**WRITTEN INSTRUCTION:** Write out the records below word for word, please.

────────────────────────────────────────

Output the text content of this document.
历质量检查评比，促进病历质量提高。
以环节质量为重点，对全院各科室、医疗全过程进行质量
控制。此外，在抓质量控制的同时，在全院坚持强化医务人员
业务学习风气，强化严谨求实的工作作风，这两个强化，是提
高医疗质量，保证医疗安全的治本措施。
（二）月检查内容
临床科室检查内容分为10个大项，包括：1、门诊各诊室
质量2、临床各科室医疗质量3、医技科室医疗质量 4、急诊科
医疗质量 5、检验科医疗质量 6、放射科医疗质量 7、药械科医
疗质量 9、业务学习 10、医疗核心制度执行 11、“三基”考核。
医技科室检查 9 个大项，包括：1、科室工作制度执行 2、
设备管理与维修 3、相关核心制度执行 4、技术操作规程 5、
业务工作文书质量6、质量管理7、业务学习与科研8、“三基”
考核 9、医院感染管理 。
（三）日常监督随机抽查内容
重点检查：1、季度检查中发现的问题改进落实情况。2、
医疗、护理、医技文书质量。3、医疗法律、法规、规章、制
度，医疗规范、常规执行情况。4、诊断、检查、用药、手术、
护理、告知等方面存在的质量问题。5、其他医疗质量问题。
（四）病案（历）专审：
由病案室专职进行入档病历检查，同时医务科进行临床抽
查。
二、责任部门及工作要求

────────────────────────────────────────

**COMPLETE RESPONSE:**
Output the text content of this document.
历质量检查评比，促进病历质量提高。
以环节质量为重点，对全院各科室、医疗全过程进行质量
控制。此外，在抓质量控制的同时，在全院坚持强化医务人员
业务学习风气，强化严谨求实的工作作风，这两个强化，是提
高医疗质量，保证医疗安全的治本措施。
（二）月检查内容
临床科室检查内容分为10个大项，包括：1、门诊各诊室
质量2、临床各科室医疗质量3、医技科室医疗质量 4、急诊科
医疗质量 5、检验科医疗质量 6、放射科医疗质量 7、药械科医
疗质量 9、业务学习 10、医疗核心制度执行 11、“三基”考核。
医技科室检查 9 个大项，包括：1、科室工作制度执行 2、
设备管理与维修 3、相关核心制度执行 4、技术操作规程 5、
业务工作文书质量6、质量管理7、业务学习与科研8、“三基”
考核 9、医院感染管理 。
（三）日常监督随机抽查内容
重点检查：1、季度检查中发现的问题改进落实情况。2、
医疗、护理、医技文书质量。3、医疗法律、法规、规章、制
度，医疗规范、常规执行情况。4、诊断、检查、用药、手术、
护理、告知等方面存在的质量问题。5、其他医疗质量问题。
（四）病案（历）专审：
由病案室专职进行入档病历检查，同时医务科进行临床抽
查。
二、责任部门及工作要求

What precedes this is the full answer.